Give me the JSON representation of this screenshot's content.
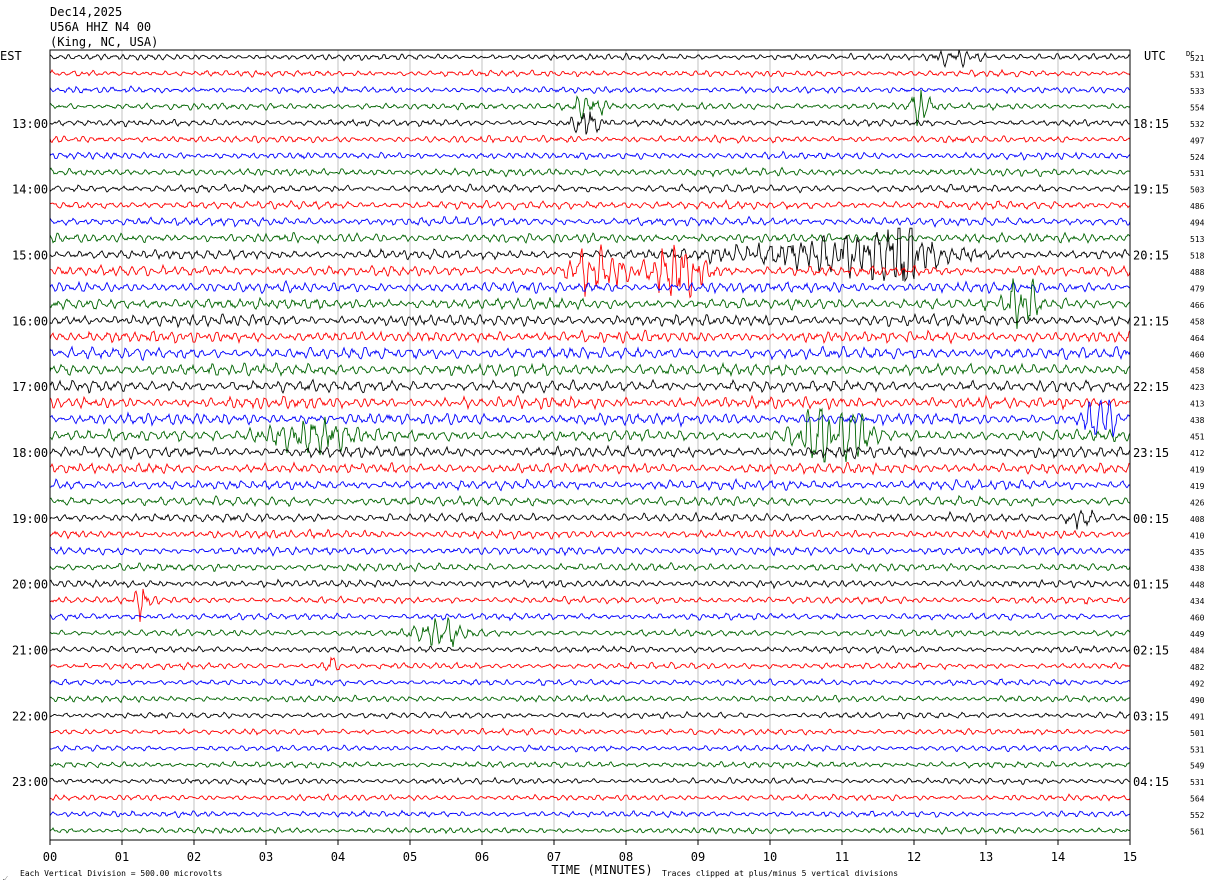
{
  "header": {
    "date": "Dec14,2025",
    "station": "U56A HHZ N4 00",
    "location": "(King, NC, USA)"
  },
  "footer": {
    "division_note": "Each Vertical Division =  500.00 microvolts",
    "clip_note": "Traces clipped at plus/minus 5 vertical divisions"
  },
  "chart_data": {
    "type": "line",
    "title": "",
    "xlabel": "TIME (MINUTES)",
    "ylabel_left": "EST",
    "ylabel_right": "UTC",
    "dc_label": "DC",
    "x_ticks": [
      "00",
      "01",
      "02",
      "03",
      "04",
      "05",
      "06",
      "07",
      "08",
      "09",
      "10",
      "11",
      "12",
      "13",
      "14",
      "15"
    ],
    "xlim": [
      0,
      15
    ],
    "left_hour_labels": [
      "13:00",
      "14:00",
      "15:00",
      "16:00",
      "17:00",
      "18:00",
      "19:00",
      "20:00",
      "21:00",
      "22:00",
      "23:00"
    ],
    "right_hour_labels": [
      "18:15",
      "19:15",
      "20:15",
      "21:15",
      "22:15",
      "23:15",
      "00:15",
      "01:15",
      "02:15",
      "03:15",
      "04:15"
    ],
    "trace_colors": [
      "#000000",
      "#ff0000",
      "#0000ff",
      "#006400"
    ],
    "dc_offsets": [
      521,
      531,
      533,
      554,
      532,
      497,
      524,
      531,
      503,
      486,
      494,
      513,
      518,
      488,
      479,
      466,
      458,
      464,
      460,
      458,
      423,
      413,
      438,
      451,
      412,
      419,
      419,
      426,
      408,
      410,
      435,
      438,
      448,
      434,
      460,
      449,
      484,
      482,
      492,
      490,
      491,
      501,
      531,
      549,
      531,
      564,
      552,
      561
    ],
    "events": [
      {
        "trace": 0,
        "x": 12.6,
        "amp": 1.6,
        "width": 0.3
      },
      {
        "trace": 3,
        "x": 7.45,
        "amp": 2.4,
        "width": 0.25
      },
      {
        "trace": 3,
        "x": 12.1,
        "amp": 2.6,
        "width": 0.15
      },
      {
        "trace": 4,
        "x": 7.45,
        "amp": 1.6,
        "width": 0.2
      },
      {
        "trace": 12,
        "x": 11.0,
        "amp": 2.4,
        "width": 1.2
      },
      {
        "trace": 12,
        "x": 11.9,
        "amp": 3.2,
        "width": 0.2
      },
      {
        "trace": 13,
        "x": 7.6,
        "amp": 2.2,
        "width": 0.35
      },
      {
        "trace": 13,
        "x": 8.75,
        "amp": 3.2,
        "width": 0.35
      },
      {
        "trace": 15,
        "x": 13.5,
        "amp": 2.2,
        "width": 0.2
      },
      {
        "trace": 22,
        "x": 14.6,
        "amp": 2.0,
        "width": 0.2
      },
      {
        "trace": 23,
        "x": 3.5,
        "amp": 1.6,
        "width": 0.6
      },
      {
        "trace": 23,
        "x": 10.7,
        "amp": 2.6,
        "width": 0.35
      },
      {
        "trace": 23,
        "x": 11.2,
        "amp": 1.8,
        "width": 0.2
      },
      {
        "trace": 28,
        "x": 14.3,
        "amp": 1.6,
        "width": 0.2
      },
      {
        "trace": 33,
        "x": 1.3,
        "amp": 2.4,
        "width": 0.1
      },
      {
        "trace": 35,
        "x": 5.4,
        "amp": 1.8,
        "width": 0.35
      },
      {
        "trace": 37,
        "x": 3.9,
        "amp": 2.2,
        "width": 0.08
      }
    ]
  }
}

**GIVEN REQUEST:**
Reproduce every line of the material precisely, omitting its pictures.

**EXERCISE ANSWER:**
Give me the JSON representation of this screenshot's content.
{
  "header": {
    "date": "Dec14,2025",
    "station": "U56A HHZ N4 00",
    "location": "(King, NC, USA)"
  },
  "footer": {
    "division_note": "Each Vertical Division =  500.00 microvolts",
    "clip_note": "Traces clipped at plus/minus 5 vertical divisions"
  },
  "chart_data": {
    "type": "line",
    "title": "",
    "xlabel": "TIME (MINUTES)",
    "ylabel_left": "EST",
    "ylabel_right": "UTC",
    "dc_label": "DC",
    "x_ticks": [
      "00",
      "01",
      "02",
      "03",
      "04",
      "05",
      "06",
      "07",
      "08",
      "09",
      "10",
      "11",
      "12",
      "13",
      "14",
      "15"
    ],
    "xlim": [
      0,
      15
    ],
    "left_hour_labels": [
      "13:00",
      "14:00",
      "15:00",
      "16:00",
      "17:00",
      "18:00",
      "19:00",
      "20:00",
      "21:00",
      "22:00",
      "23:00"
    ],
    "right_hour_labels": [
      "18:15",
      "19:15",
      "20:15",
      "21:15",
      "22:15",
      "23:15",
      "00:15",
      "01:15",
      "02:15",
      "03:15",
      "04:15"
    ],
    "trace_colors": [
      "#000000",
      "#ff0000",
      "#0000ff",
      "#006400"
    ],
    "dc_offsets": [
      521,
      531,
      533,
      554,
      532,
      497,
      524,
      531,
      503,
      486,
      494,
      513,
      518,
      488,
      479,
      466,
      458,
      464,
      460,
      458,
      423,
      413,
      438,
      451,
      412,
      419,
      419,
      426,
      408,
      410,
      435,
      438,
      448,
      434,
      460,
      449,
      484,
      482,
      492,
      490,
      491,
      501,
      531,
      549,
      531,
      564,
      552,
      561
    ],
    "events": [
      {
        "trace": 0,
        "x": 12.6,
        "amp": 1.6,
        "width": 0.3
      },
      {
        "trace": 3,
        "x": 7.45,
        "amp": 2.4,
        "width": 0.25
      },
      {
        "trace": 3,
        "x": 12.1,
        "amp": 2.6,
        "width": 0.15
      },
      {
        "trace": 4,
        "x": 7.45,
        "amp": 1.6,
        "width": 0.2
      },
      {
        "trace": 12,
        "x": 11.0,
        "amp": 2.4,
        "width": 1.2
      },
      {
        "trace": 12,
        "x": 11.9,
        "amp": 3.2,
        "width": 0.2
      },
      {
        "trace": 13,
        "x": 7.6,
        "amp": 2.2,
        "width": 0.35
      },
      {
        "trace": 13,
        "x": 8.75,
        "amp": 3.2,
        "width": 0.35
      },
      {
        "trace": 15,
        "x": 13.5,
        "amp": 2.2,
        "width": 0.2
      },
      {
        "trace": 22,
        "x": 14.6,
        "amp": 2.0,
        "width": 0.2
      },
      {
        "trace": 23,
        "x": 3.5,
        "amp": 1.6,
        "width": 0.6
      },
      {
        "trace": 23,
        "x": 10.7,
        "amp": 2.6,
        "width": 0.35
      },
      {
        "trace": 23,
        "x": 11.2,
        "amp": 1.8,
        "width": 0.2
      },
      {
        "trace": 28,
        "x": 14.3,
        "amp": 1.6,
        "width": 0.2
      },
      {
        "trace": 33,
        "x": 1.3,
        "amp": 2.4,
        "width": 0.1
      },
      {
        "trace": 35,
        "x": 5.4,
        "amp": 1.8,
        "width": 0.35
      },
      {
        "trace": 37,
        "x": 3.9,
        "amp": 2.2,
        "width": 0.08
      }
    ]
  }
}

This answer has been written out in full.